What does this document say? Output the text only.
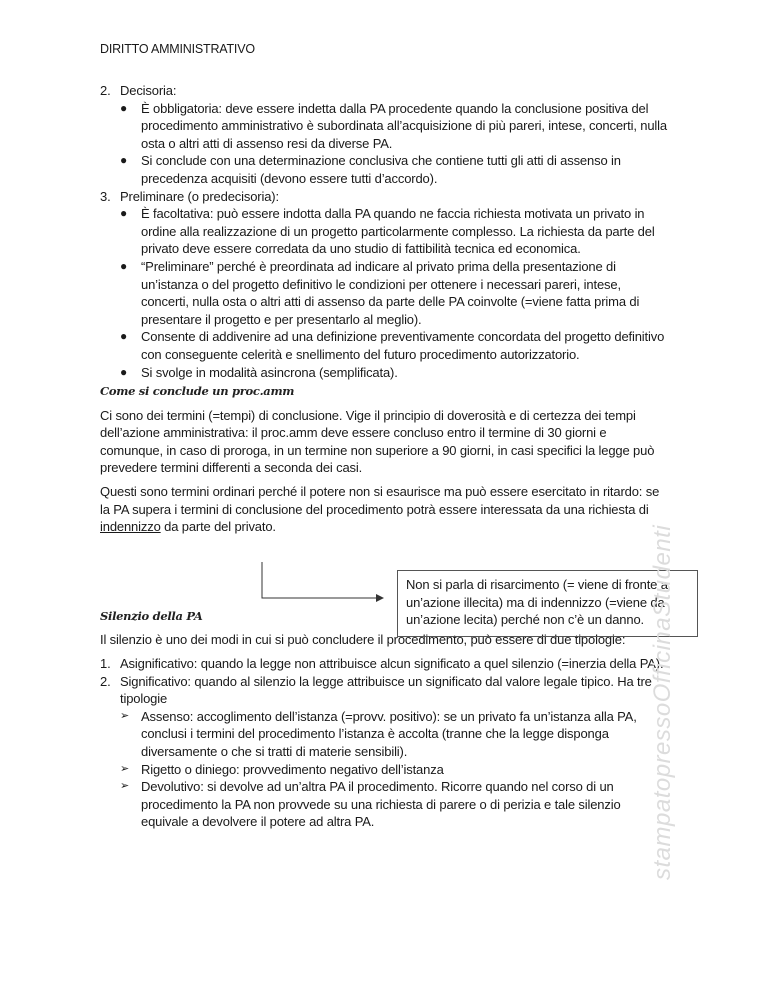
DIRITTO AMMINISTRATIVO
2. Decisoria:
● È obbligatoria: deve essere indetta dalla PA procedente quando la conclusione positiva del procedimento amministrativo è subordinata all’acquisizione di più pareri, intese, concerti, nulla osta o altri atti di assenso resi da diverse PA.
● Si conclude con una determinazione conclusiva che contiene tutti gli atti di assenso in precedenza acquisiti (devono essere tutti d’accordo).
3. Preliminare (o predecisoria):
● È facoltativa: può essere indotta dalla PA quando ne faccia richiesta motivata un privato in ordine alla realizzazione di un progetto particolarmente complesso. La richiesta da parte del privato deve essere corredata da uno studio di fattibilità tecnica ed economica.
● “Preliminare” perché è preordinata ad indicare al privato prima della presentazione di un’istanza o del progetto definitivo le condizioni per ottenere i necessari pareri, intese, concerti, nulla osta o altri atti di assenso da parte delle PA coinvolte (=viene fatta prima di presentare il progetto e per presentarlo al meglio).
● Consente di addivenire ad una definizione preventivamente concordata del progetto definitivo con conseguente celerità e snellimento del futuro procedimento autorizzatorio.
● Si svolge in modalità asincrona (semplificata).
Come si conclude un proc.amm
Ci sono dei termini (=tempi) di conclusione. Vige il principio di doverosità e di certezza dei tempi dell’azione amministrativa: il proc.amm deve essere concluso entro il termine di 30 giorni e comunque, in caso di proroga, in un termine non superiore a 90 giorni, in casi specifici la legge può prevedere termini differenti a seconda dei casi.
Questi sono termini ordinari perché il potere non si esaurisce ma può essere esercitato in ritardo: se la PA supera i termini di conclusione del procedimento potrà essere interessata da una richiesta di indennizzo da parte del privato.
Silenzio della PA
Il silenzio è uno dei modi in cui si può concludere il procedimento, può essere di due tipologie:
1. Asignificativo: quando la legge non attribuisce alcun significato a quel silenzio (=inerzia della PA).
2. Significativo: quando al silenzio la legge attribuisce un significato dal valore legale tipico. Ha tre tipologie
➢ Assenso: accoglimento dell’istanza (=provv. positivo): se un privato fa un’istanza alla PA, conclusi i termini del procedimento l’istanza è accolta (tranne che la legge disponga diversamente o che si tratti di materie sensibili).
➢ Rigetto o diniego: provvedimento negativo dell’istanza
➢ Devolutivo: si devolve ad un’altra PA il procedimento. Ricorre quando nel corso di un procedimento la PA non provvede su una richiesta di parere o di perizia e tale silenzio equivale a devolvere il potere ad altra PA.
Non si parla di risarcimento (= viene di fronte a un’azione illecita) ma di indennizzo (=viene da un’azione lecita) perché non c’è un danno. stampatopressoOfficinaStudenti
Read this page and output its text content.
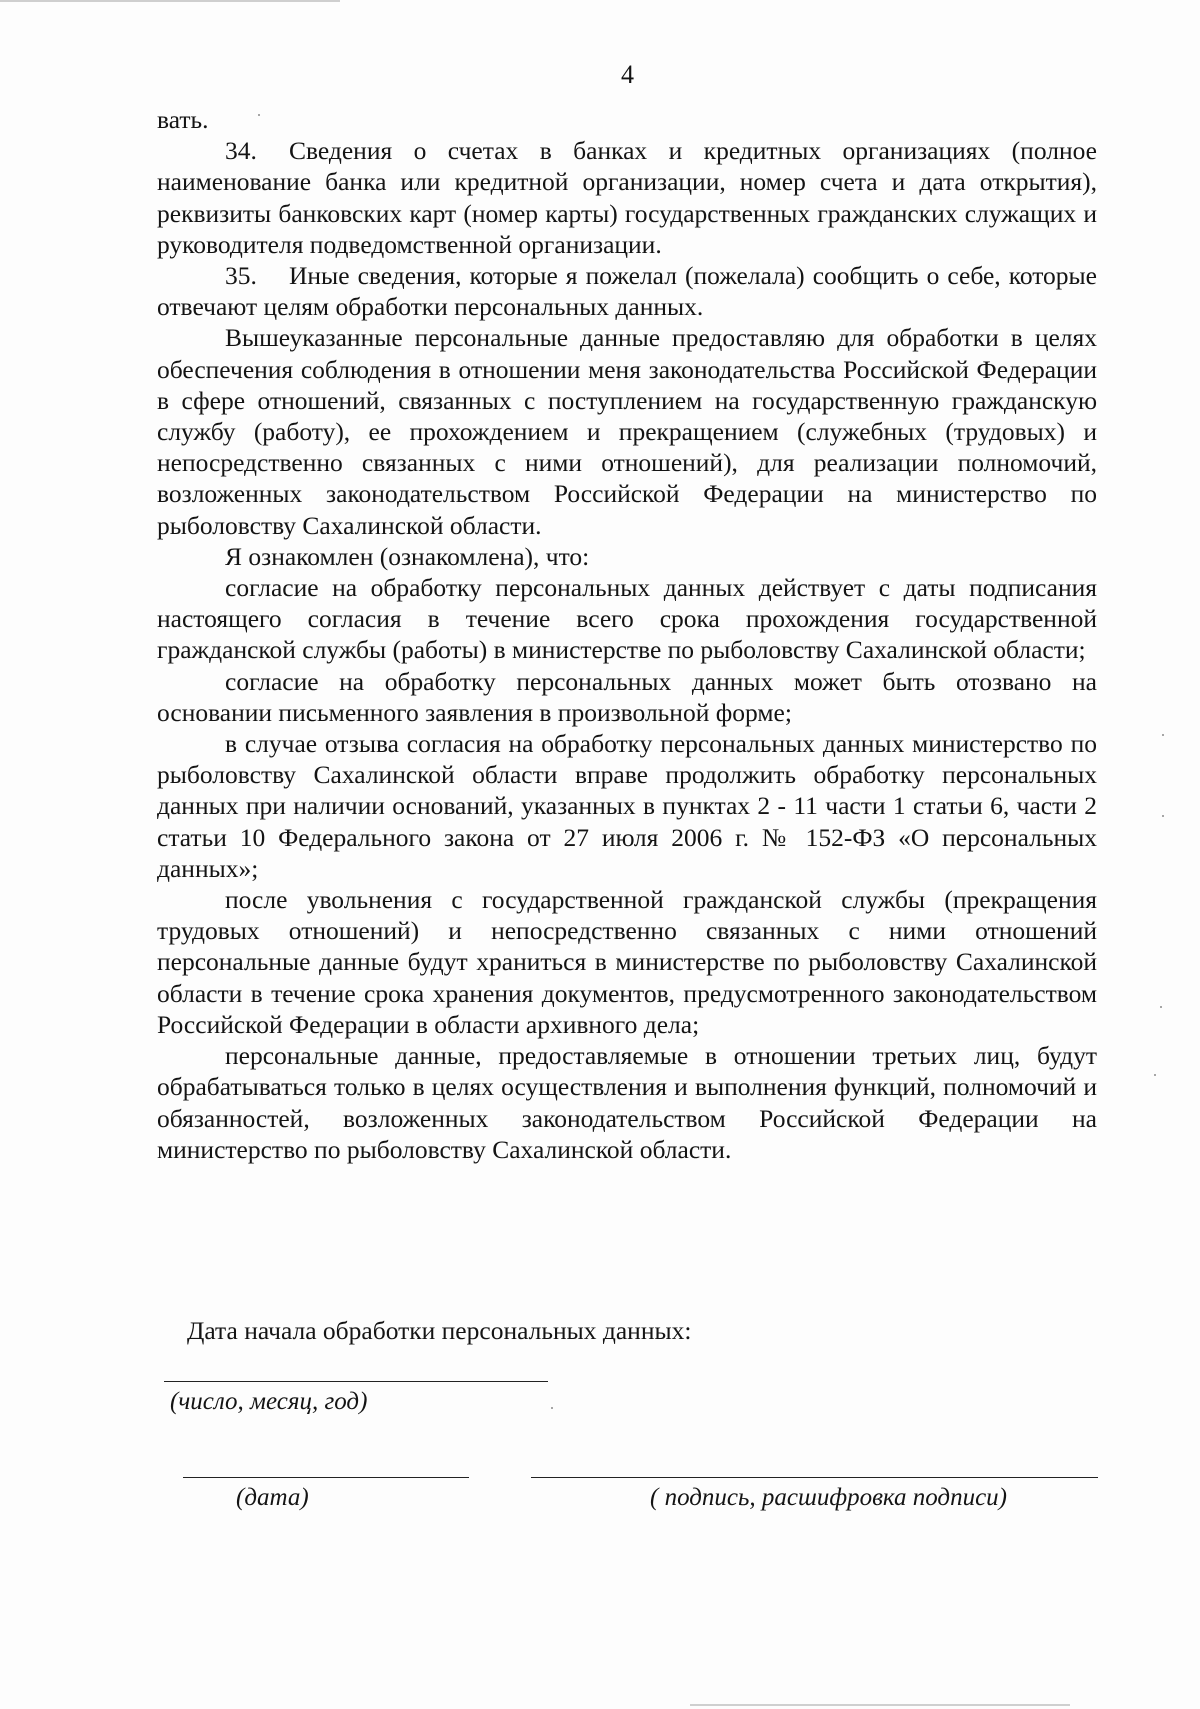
4

вать.

34. Сведения о счетах в банках и кредитных организациях (полное наименование банка или кредитной организации, номер счета и дата открытия), реквизиты банковских карт (номер карты) государственных гражданских служащих и руководителя подведомственной организации.

35. Иные сведения, которые я пожелал (пожелала) сообщить о себе, которые отвечают целям обработки персональных данных.

Вышеуказанные персональные данные предоставляю для обработки в целях обеспечения соблюдения в отношении меня законодательства Российской Федерации в сфере отношений, связанных с поступлением на государственную гражданскую службу (работу), ее прохождением и прекращением (служебных (трудовых) и непосредственно связанных с ними отношений), для реализации полномочий, возложенных законодательством Российской Федерации на министерство по рыболовству Сахалинской области.

Я ознакомлен (ознакомлена), что:

согласие на обработку персональных данных действует с даты подписания настоящего согласия в течение всего срока прохождения государственной гражданской службы (работы) в министерстве по рыболовству Сахалинской области;

согласие на обработку персональных данных может быть отозвано на основании письменного заявления в произвольной форме;

в случае отзыва согласия на обработку персональных данных министерство по рыболовству Сахалинской области вправе продолжить обработку персональных данных при наличии оснований, указанных в пунктах 2 - 11 части 1 статьи 6, части 2 статьи 10 Федерального закона от 27 июля 2006 г. № 152-ФЗ «О персональных данных»;

после увольнения с государственной гражданской службы (прекращения трудовых отношений) и непосредственно связанных с ними отношений персональные данные будут храниться в министерстве по рыболовству Сахалинской области в течение срока хранения документов, предусмотренного законодательством Российской Федерации в области архивного дела;

персональные данные, предоставляемые в отношении третьих лиц, будут обрабатываться только в целях осуществления и выполнения функций, полномочий и обязанностей, возложенных законодательством Российской Федерации на министерство по рыболовству Сахалинской области.

Дата начала обработки персональных данных:
(число, месяц, год)
(дата)	( подпись, расшифровка подписи)
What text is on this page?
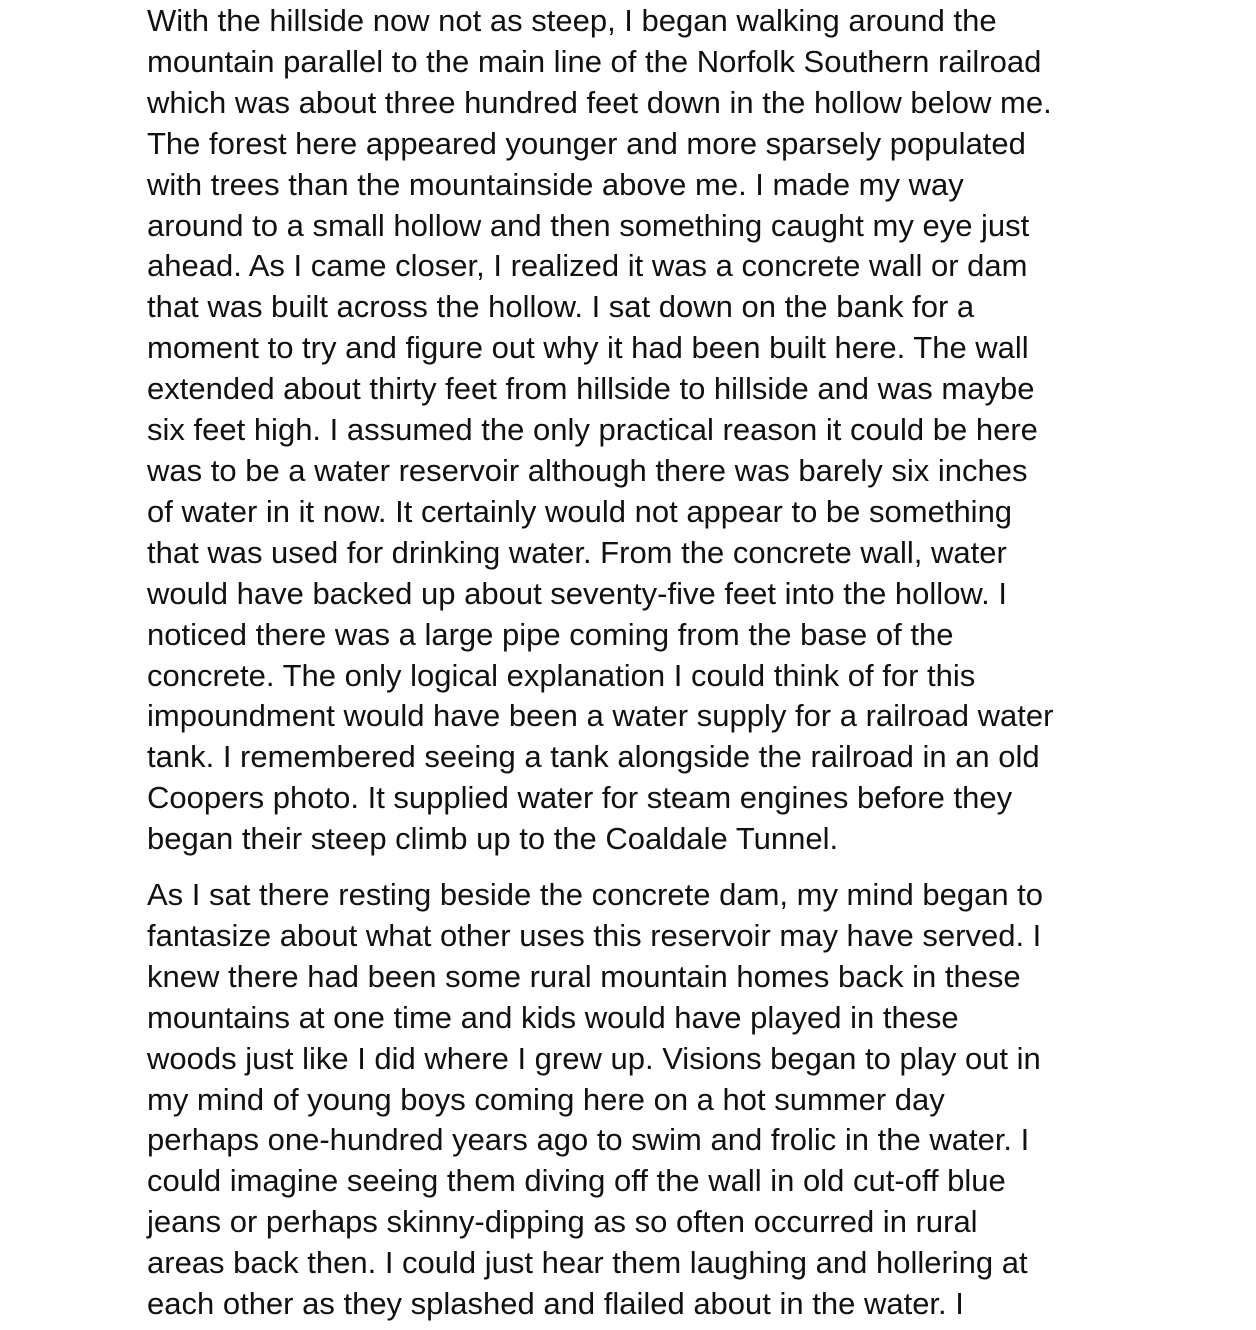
With the hillside now not as steep, I began walking around the
mountain parallel to the main line of the Norfolk Southern railroad
which was about three hundred feet down in the hollow below me.
The forest here appeared younger and more sparsely populated
with trees than the mountainside above me. I made my way
around to a small hollow and then something caught my eye just
ahead. As I came closer, I realized it was a concrete wall or dam
that was built across the hollow. I sat down on the bank for a
moment to try and figure out why it had been built here. The wall
extended about thirty feet from hillside to hillside and was maybe
six feet high. I assumed the only practical reason it could be here
was to be a water reservoir although there was barely six inches
of water in it now. It certainly would not appear to be something
that was used for drinking water. From the concrete wall, water
would have backed up about seventy-five feet into the hollow. I
noticed there was a large pipe coming from the base of the
concrete. The only logical explanation I could think of for this
impoundment would have been a water supply for a railroad water
tank. I remembered seeing a tank alongside the railroad in an old
Coopers photo. It supplied water for steam engines before they
began their steep climb up to the Coaldale Tunnel.

As I sat there resting beside the concrete dam, my mind began to
fantasize about what other uses this reservoir may have served. I
knew there had been some rural mountain homes back in these
mountains at one time and kids would have played in these
woods just like I did where I grew up. Visions began to play out in
my mind of young boys coming here on a hot summer day
perhaps one-hundred years ago to swim and frolic in the water. I
could imagine seeing them diving off the wall in old cut-off blue
jeans or perhaps skinny-dipping as so often occurred in rural
areas back then. I could just hear them laughing and hollering at
each other as they splashed and flailed about in the water. I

###

What the task asks -> Count every line in the preceding entries where the string "these" appears, then state only the total.

Task output -> 2